*What is required*
Write every line out verbatim and omit the pictures.
##### Available records #####
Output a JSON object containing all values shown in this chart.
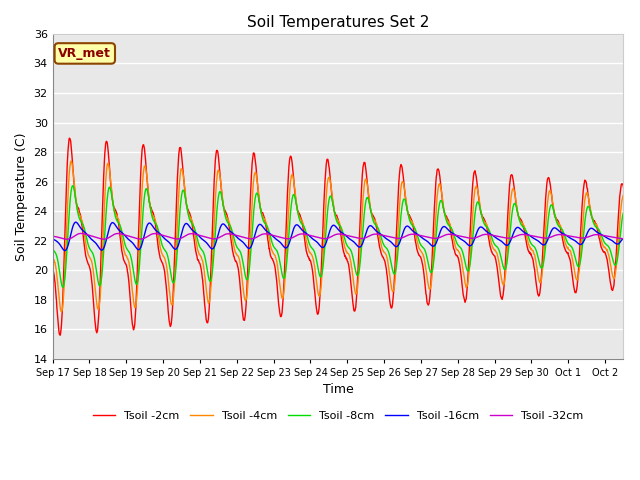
{
  "title": "Soil Temperatures Set 2",
  "xlabel": "Time",
  "ylabel": "Soil Temperature (C)",
  "ylim": [
    14,
    36
  ],
  "yticks": [
    14,
    16,
    18,
    20,
    22,
    24,
    26,
    28,
    30,
    32,
    34,
    36
  ],
  "xlim_days": [
    0,
    15.5
  ],
  "x_tick_labels": [
    "Sep 17",
    "Sep 18",
    "Sep 19",
    "Sep 20",
    "Sep 21",
    "Sep 22",
    "Sep 23",
    "Sep 24",
    "Sep 25",
    "Sep 26",
    "Sep 27",
    "Sep 28",
    "Sep 29",
    "Sep 30",
    "Oct 1",
    "Oct 2"
  ],
  "x_tick_positions": [
    0,
    1,
    2,
    3,
    4,
    5,
    6,
    7,
    8,
    9,
    10,
    11,
    12,
    13,
    14,
    15
  ],
  "annotation_text": "VR_met",
  "colors": {
    "Tsoil_2cm": "#ff0000",
    "Tsoil_4cm": "#ff8800",
    "Tsoil_8cm": "#00dd00",
    "Tsoil_16cm": "#0000ff",
    "Tsoil_32cm": "#cc00cc"
  },
  "legend_labels": [
    "Tsoil -2cm",
    "Tsoil -4cm",
    "Tsoil -8cm",
    "Tsoil -16cm",
    "Tsoil -32cm"
  ],
  "bg_color": "#e8e8e8",
  "fig_bg": "#ffffff",
  "grid_color": "#ffffff",
  "linewidth": 1.0
}
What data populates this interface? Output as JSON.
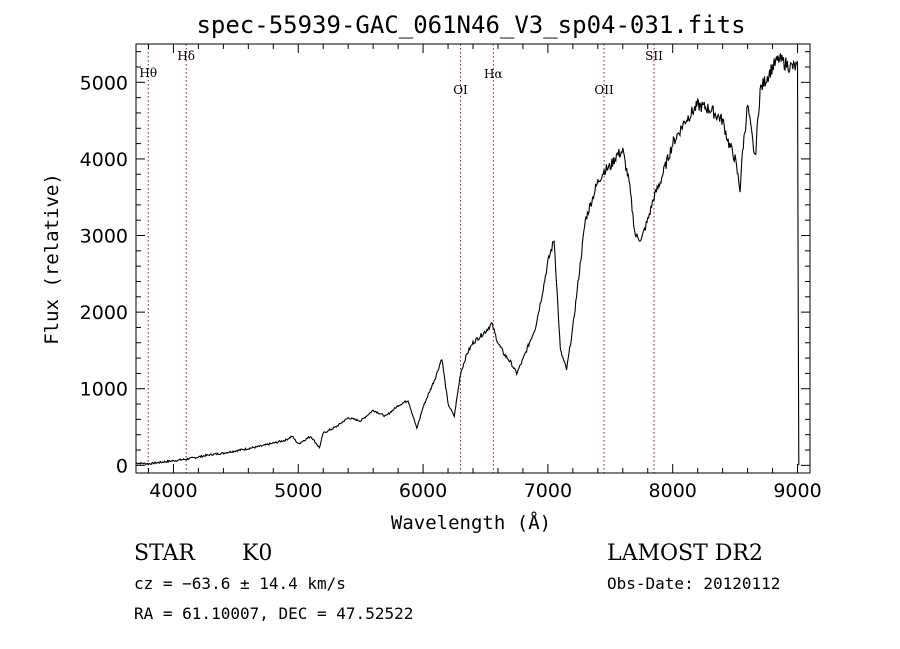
{
  "chart_data": {
    "type": "line",
    "title": "spec-55939-GAC_061N46_V3_sp04-031.fits",
    "xlabel": "Wavelength (Å)",
    "ylabel": "Flux (relative)",
    "xlim": [
      3700,
      9100
    ],
    "ylim": [
      -100,
      5500
    ],
    "x_ticks": [
      4000,
      5000,
      6000,
      7000,
      8000,
      9000
    ],
    "y_ticks": [
      0,
      1000,
      2000,
      3000,
      4000,
      5000
    ],
    "grid": false,
    "series": [
      {
        "x": [
          3700,
          3800,
          3900,
          4000,
          4100,
          4200,
          4300,
          4400,
          4500,
          4600,
          4700,
          4800,
          4900,
          4950,
          5000,
          5100,
          5170,
          5200,
          5300,
          5400,
          5500,
          5600,
          5700,
          5800,
          5880,
          5950,
          6000,
          6100,
          6150,
          6200,
          6250,
          6300,
          6350,
          6400,
          6500,
          6550,
          6600,
          6650,
          6700,
          6750,
          6800,
          6900,
          6950,
          7000,
          7050,
          7100,
          7150,
          7200,
          7300,
          7400,
          7450,
          7500,
          7550,
          7600,
          7650,
          7700,
          7750,
          7800,
          7850,
          7900,
          8000,
          8100,
          8200,
          8300,
          8400,
          8450,
          8500,
          8540,
          8560,
          8600,
          8660,
          8700,
          8800,
          8850,
          8900,
          8950,
          9000,
          9010
        ],
        "y": [
          30,
          20,
          40,
          60,
          80,
          110,
          140,
          160,
          190,
          220,
          250,
          290,
          330,
          380,
          280,
          380,
          230,
          420,
          500,
          620,
          580,
          720,
          640,
          780,
          850,
          480,
          760,
          1150,
          1400,
          800,
          640,
          1200,
          1450,
          1600,
          1750,
          1850,
          1600,
          1450,
          1350,
          1200,
          1380,
          1800,
          2200,
          2650,
          2950,
          1500,
          1250,
          1800,
          3200,
          3700,
          3850,
          3900,
          4050,
          4100,
          3700,
          3000,
          2950,
          3200,
          3500,
          3700,
          4200,
          4500,
          4700,
          4650,
          4500,
          4200,
          4000,
          3600,
          4100,
          4700,
          4000,
          4900,
          5200,
          5300,
          5250,
          5200,
          5200,
          0
        ]
      }
    ],
    "line_markers": [
      {
        "label": "Hθ",
        "x": 3798
      },
      {
        "label": "Hδ",
        "x": 4102
      },
      {
        "label": "OI",
        "x": 6300
      },
      {
        "label": "Hα",
        "x": 6563
      },
      {
        "label": "OII",
        "x": 7450
      },
      {
        "label": "SII",
        "x": 7850
      }
    ]
  },
  "info": {
    "class": "STAR",
    "subclass": "K0",
    "cz": "cz = −63.6 ± 14.4 km/s",
    "radec": "RA =  61.10007, DEC =  47.52522",
    "survey": "LAMOST DR2",
    "obsdate": "Obs-Date: 20120112"
  }
}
#####
*Task solution*
Output a JSON object containing all values shown in this chart.
{
  "title": "Soil Temperatures Set 2",
  "xlabel": "Time",
  "ylabel": "Soil Temperature (C)",
  "ylim": [
    14,
    36
  ],
  "yticks": [
    14,
    16,
    18,
    20,
    22,
    24,
    26,
    28,
    30,
    32,
    34,
    36
  ],
  "xlim_days": [
    0,
    15.5
  ],
  "x_tick_labels": [
    "Sep 17",
    "Sep 18",
    "Sep 19",
    "Sep 20",
    "Sep 21",
    "Sep 22",
    "Sep 23",
    "Sep 24",
    "Sep 25",
    "Sep 26",
    "Sep 27",
    "Sep 28",
    "Sep 29",
    "Sep 30",
    "Oct 1",
    "Oct 2"
  ],
  "x_tick_positions": [
    0,
    1,
    2,
    3,
    4,
    5,
    6,
    7,
    8,
    9,
    10,
    11,
    12,
    13,
    14,
    15
  ],
  "annotation_text": "VR_met",
  "colors": {
    "Tsoil_2cm": "#ff0000",
    "Tsoil_4cm": "#ff8800",
    "Tsoil_8cm": "#00dd00",
    "Tsoil_16cm": "#0000ff",
    "Tsoil_32cm": "#cc00cc"
  },
  "legend_labels": [
    "Tsoil -2cm",
    "Tsoil -4cm",
    "Tsoil -8cm",
    "Tsoil -16cm",
    "Tsoil -32cm"
  ],
  "bg_color": "#e8e8e8",
  "fig_bg": "#ffffff",
  "grid_color": "#ffffff",
  "linewidth": 1.0
}
What data populates this interface? Output as JSON.
{
  "chart_data": {
    "type": "line",
    "title": "spec-55939-GAC_061N46_V3_sp04-031.fits",
    "xlabel": "Wavelength (Å)",
    "ylabel": "Flux (relative)",
    "xlim": [
      3700,
      9100
    ],
    "ylim": [
      -100,
      5500
    ],
    "x_ticks": [
      4000,
      5000,
      6000,
      7000,
      8000,
      9000
    ],
    "y_ticks": [
      0,
      1000,
      2000,
      3000,
      4000,
      5000
    ],
    "grid": false,
    "series": [
      {
        "x": [
          3700,
          3800,
          3900,
          4000,
          4100,
          4200,
          4300,
          4400,
          4500,
          4600,
          4700,
          4800,
          4900,
          4950,
          5000,
          5100,
          5170,
          5200,
          5300,
          5400,
          5500,
          5600,
          5700,
          5800,
          5880,
          5950,
          6000,
          6100,
          6150,
          6200,
          6250,
          6300,
          6350,
          6400,
          6500,
          6550,
          6600,
          6650,
          6700,
          6750,
          6800,
          6900,
          6950,
          7000,
          7050,
          7100,
          7150,
          7200,
          7300,
          7400,
          7450,
          7500,
          7550,
          7600,
          7650,
          7700,
          7750,
          7800,
          7850,
          7900,
          8000,
          8100,
          8200,
          8300,
          8400,
          8450,
          8500,
          8540,
          8560,
          8600,
          8660,
          8700,
          8800,
          8850,
          8900,
          8950,
          9000,
          9010
        ],
        "y": [
          30,
          20,
          40,
          60,
          80,
          110,
          140,
          160,
          190,
          220,
          250,
          290,
          330,
          380,
          280,
          380,
          230,
          420,
          500,
          620,
          580,
          720,
          640,
          780,
          850,
          480,
          760,
          1150,
          1400,
          800,
          640,
          1200,
          1450,
          1600,
          1750,
          1850,
          1600,
          1450,
          1350,
          1200,
          1380,
          1800,
          2200,
          2650,
          2950,
          1500,
          1250,
          1800,
          3200,
          3700,
          3850,
          3900,
          4050,
          4100,
          3700,
          3000,
          2950,
          3200,
          3500,
          3700,
          4200,
          4500,
          4700,
          4650,
          4500,
          4200,
          4000,
          3600,
          4100,
          4700,
          4000,
          4900,
          5200,
          5300,
          5250,
          5200,
          5200,
          0
        ]
      }
    ],
    "line_markers": [
      {
        "label": "Hθ",
        "x": 3798
      },
      {
        "label": "Hδ",
        "x": 4102
      },
      {
        "label": "OI",
        "x": 6300
      },
      {
        "label": "Hα",
        "x": 6563
      },
      {
        "label": "OII",
        "x": 7450
      },
      {
        "label": "SII",
        "x": 7850
      }
    ]
  },
  "info": {
    "class": "STAR",
    "subclass": "K0",
    "cz": "cz = −63.6 ± 14.4 km/s",
    "radec": "RA =  61.10007, DEC =  47.52522",
    "survey": "LAMOST DR2",
    "obsdate": "Obs-Date: 20120112"
  }
}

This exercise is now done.